# WHAT TO WORK ON
From the entries below, gather each line containing the word "stress".
----
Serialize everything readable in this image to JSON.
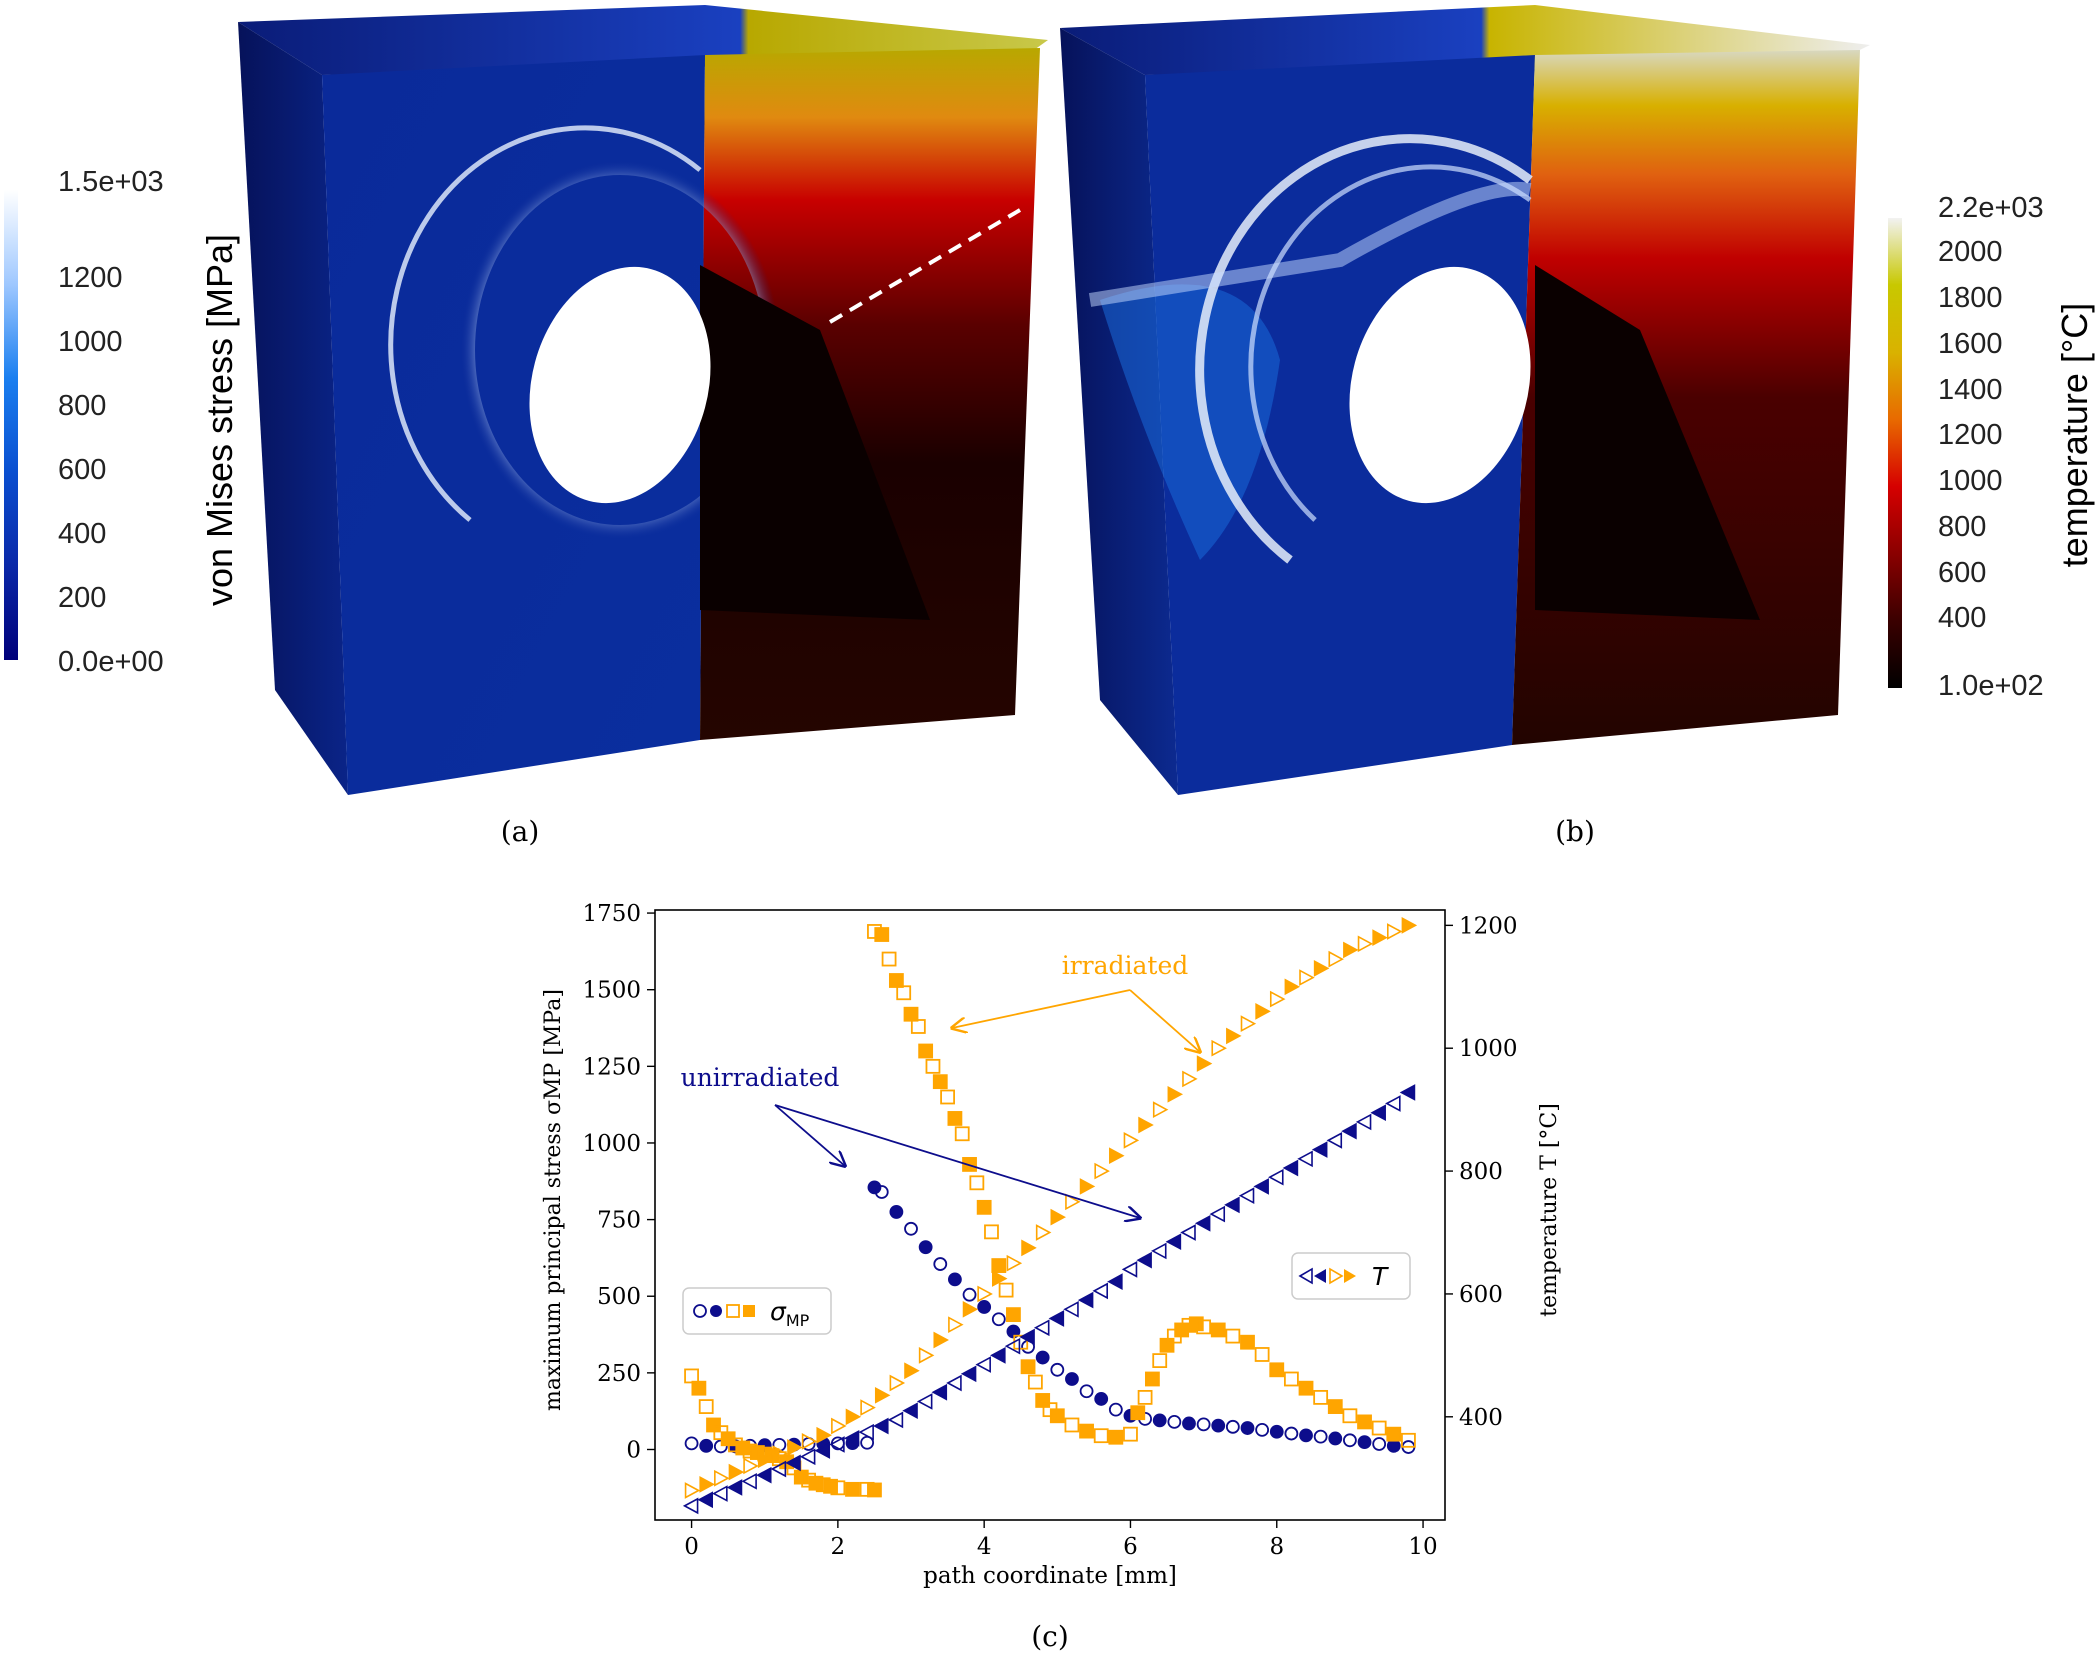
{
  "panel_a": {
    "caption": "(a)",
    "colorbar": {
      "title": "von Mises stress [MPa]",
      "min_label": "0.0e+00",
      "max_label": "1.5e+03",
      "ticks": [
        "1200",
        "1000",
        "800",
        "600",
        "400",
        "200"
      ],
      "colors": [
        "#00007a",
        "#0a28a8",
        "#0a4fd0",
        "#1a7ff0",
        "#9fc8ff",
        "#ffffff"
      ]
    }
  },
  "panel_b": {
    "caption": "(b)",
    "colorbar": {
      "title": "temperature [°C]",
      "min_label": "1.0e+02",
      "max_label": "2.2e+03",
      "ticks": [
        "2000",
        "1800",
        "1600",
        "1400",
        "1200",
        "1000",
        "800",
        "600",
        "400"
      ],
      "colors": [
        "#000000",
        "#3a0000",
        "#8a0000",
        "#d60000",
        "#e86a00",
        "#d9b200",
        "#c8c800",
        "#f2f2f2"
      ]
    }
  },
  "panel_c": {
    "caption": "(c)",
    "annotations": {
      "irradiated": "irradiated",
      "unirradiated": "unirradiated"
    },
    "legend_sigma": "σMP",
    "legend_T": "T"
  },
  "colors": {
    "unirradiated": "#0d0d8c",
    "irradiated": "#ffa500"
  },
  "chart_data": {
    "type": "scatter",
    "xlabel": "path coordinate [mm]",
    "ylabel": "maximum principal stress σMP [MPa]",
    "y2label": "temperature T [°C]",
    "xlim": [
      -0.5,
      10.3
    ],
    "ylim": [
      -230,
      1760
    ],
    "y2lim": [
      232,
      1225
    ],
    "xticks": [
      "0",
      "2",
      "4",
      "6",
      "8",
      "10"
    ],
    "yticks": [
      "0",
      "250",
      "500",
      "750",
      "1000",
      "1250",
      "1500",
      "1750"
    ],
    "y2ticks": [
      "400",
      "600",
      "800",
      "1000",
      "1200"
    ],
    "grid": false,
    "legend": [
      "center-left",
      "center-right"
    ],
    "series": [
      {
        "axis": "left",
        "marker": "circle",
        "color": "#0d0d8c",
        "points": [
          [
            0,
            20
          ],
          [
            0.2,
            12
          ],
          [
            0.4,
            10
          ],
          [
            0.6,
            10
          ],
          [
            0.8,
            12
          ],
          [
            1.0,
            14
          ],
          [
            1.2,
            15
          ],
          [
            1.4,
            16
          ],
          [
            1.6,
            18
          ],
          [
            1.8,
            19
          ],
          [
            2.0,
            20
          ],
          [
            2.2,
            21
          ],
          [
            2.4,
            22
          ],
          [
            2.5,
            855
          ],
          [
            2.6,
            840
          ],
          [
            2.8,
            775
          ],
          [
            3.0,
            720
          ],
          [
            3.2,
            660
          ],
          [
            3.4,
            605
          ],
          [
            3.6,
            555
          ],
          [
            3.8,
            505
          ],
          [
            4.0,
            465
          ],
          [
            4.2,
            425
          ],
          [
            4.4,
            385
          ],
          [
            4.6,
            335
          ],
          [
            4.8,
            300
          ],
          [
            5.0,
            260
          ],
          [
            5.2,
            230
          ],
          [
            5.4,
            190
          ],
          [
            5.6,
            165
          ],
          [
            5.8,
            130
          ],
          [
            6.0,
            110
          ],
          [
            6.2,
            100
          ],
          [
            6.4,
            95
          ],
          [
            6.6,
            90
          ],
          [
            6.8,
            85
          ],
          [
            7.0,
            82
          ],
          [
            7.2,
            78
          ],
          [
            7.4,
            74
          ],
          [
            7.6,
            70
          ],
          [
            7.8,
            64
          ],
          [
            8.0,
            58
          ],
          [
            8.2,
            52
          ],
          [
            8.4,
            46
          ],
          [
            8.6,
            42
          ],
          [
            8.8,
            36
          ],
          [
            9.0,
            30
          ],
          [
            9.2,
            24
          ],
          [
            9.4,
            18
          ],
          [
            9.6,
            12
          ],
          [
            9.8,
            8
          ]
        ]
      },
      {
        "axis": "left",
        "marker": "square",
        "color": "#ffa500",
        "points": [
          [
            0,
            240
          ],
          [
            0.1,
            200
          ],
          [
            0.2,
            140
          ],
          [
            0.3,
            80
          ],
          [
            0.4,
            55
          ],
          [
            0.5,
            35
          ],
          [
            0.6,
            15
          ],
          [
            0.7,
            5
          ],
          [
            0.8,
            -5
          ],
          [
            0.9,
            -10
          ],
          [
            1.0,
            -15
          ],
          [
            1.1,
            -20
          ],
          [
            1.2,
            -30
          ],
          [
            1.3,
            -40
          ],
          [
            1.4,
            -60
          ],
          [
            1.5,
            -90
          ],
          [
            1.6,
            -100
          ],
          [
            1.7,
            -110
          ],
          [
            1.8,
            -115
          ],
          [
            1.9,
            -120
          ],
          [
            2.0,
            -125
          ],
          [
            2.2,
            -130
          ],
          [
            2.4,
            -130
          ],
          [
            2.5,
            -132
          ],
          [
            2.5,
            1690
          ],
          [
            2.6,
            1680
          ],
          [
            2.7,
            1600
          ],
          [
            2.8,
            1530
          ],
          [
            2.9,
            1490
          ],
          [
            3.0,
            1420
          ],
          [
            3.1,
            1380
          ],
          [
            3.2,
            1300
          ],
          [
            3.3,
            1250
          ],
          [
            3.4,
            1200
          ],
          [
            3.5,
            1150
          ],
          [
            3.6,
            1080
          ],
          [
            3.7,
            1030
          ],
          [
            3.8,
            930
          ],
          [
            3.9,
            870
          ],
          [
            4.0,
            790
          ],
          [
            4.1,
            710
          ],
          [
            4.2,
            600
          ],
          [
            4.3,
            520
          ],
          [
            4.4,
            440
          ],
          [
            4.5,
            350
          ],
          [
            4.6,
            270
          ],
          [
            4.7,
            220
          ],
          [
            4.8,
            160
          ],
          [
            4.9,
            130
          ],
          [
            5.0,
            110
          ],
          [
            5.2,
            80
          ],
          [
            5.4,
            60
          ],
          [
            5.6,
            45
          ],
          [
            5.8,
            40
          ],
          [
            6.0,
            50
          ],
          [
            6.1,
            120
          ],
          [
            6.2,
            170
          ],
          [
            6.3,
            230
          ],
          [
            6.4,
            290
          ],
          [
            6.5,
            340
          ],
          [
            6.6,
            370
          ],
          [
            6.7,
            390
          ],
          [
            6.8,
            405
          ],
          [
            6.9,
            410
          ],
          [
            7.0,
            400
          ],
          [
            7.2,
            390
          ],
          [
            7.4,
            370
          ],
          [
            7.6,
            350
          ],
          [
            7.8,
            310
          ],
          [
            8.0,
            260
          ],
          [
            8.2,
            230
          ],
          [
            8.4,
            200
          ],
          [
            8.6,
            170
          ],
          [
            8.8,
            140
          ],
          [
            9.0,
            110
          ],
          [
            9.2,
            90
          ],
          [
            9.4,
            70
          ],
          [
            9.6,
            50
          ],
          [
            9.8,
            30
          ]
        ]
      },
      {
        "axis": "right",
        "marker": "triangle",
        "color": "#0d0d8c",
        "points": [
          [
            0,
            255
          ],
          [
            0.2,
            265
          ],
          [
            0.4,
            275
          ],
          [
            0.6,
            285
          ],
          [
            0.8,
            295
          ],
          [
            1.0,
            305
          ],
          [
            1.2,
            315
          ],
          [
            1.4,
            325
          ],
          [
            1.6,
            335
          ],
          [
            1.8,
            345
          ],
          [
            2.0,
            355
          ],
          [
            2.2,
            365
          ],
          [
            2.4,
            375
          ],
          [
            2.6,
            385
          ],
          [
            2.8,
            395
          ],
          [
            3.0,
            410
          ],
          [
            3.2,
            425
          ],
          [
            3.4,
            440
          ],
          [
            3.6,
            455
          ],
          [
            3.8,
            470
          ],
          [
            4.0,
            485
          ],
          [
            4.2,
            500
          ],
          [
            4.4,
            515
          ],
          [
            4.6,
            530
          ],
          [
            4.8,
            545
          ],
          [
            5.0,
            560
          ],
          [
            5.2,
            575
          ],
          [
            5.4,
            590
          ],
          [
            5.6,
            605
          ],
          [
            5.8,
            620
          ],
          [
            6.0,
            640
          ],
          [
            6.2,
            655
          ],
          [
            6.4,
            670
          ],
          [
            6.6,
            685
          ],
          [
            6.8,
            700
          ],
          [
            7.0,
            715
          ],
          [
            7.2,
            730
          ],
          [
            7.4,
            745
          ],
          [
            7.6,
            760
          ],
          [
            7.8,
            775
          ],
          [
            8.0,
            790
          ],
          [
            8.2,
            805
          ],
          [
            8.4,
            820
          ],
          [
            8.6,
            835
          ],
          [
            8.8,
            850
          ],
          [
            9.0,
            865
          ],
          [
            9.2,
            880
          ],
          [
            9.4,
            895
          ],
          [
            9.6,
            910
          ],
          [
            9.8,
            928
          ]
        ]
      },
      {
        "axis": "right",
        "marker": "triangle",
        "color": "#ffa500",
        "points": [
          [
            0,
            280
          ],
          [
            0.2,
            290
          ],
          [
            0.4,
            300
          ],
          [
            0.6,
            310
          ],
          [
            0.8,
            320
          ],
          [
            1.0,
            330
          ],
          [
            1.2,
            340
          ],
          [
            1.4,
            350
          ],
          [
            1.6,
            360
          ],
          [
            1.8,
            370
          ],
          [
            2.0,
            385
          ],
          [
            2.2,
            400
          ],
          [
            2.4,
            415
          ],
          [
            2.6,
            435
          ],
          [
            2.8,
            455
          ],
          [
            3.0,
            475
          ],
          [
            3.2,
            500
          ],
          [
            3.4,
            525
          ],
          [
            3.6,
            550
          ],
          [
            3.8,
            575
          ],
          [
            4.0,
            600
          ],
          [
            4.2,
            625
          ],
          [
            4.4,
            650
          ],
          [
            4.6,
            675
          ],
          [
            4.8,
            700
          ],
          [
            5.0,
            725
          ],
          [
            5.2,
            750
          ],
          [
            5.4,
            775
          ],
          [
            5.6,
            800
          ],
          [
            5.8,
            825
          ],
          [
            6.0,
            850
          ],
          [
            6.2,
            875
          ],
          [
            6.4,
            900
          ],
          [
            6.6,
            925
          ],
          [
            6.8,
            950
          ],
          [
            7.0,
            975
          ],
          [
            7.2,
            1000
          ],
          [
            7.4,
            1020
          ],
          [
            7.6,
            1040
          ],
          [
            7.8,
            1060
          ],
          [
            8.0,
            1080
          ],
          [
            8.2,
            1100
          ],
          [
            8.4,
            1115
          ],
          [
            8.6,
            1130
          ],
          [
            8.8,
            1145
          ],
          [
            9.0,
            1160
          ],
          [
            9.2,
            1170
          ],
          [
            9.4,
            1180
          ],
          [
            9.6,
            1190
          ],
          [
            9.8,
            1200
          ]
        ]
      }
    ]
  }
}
----
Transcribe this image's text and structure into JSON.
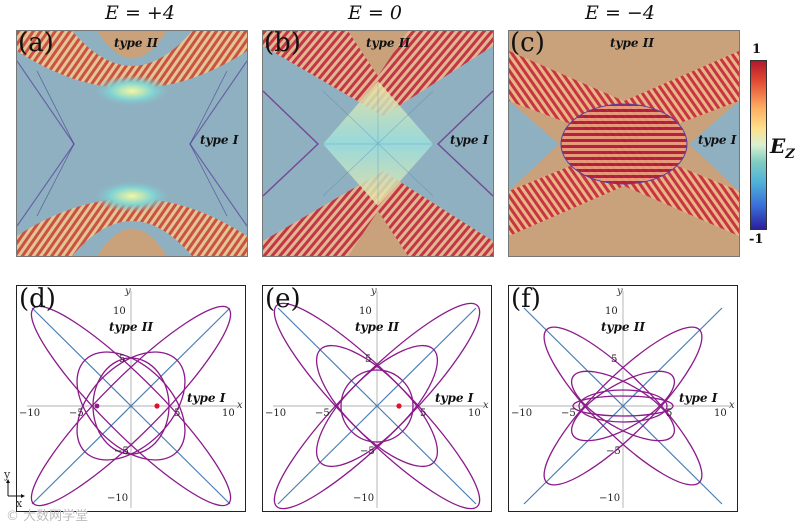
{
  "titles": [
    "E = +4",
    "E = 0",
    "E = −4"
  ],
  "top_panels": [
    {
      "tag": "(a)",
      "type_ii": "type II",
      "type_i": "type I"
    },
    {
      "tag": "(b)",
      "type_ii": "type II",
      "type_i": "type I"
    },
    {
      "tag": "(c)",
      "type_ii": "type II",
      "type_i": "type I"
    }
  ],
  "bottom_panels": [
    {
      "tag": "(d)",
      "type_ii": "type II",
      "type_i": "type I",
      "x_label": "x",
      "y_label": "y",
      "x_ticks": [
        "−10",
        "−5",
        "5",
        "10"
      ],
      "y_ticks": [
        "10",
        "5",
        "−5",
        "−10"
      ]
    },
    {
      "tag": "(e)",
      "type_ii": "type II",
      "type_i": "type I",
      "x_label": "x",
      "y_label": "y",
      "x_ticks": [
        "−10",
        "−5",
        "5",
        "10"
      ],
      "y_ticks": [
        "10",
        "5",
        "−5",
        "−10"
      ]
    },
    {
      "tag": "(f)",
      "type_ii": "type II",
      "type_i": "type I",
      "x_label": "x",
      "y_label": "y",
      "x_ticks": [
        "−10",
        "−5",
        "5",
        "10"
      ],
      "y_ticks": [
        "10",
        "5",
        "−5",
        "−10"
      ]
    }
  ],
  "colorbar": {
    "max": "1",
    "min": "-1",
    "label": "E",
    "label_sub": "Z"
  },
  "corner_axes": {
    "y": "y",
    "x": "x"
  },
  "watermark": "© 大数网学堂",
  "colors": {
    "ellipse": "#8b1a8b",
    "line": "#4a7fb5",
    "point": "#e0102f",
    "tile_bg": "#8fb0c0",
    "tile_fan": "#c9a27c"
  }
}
----
# RESULT OF THIS TASK
      "title": "von Mises stress [MPa]",
    "ylabel": "maximum principal stress σMP [MPa]",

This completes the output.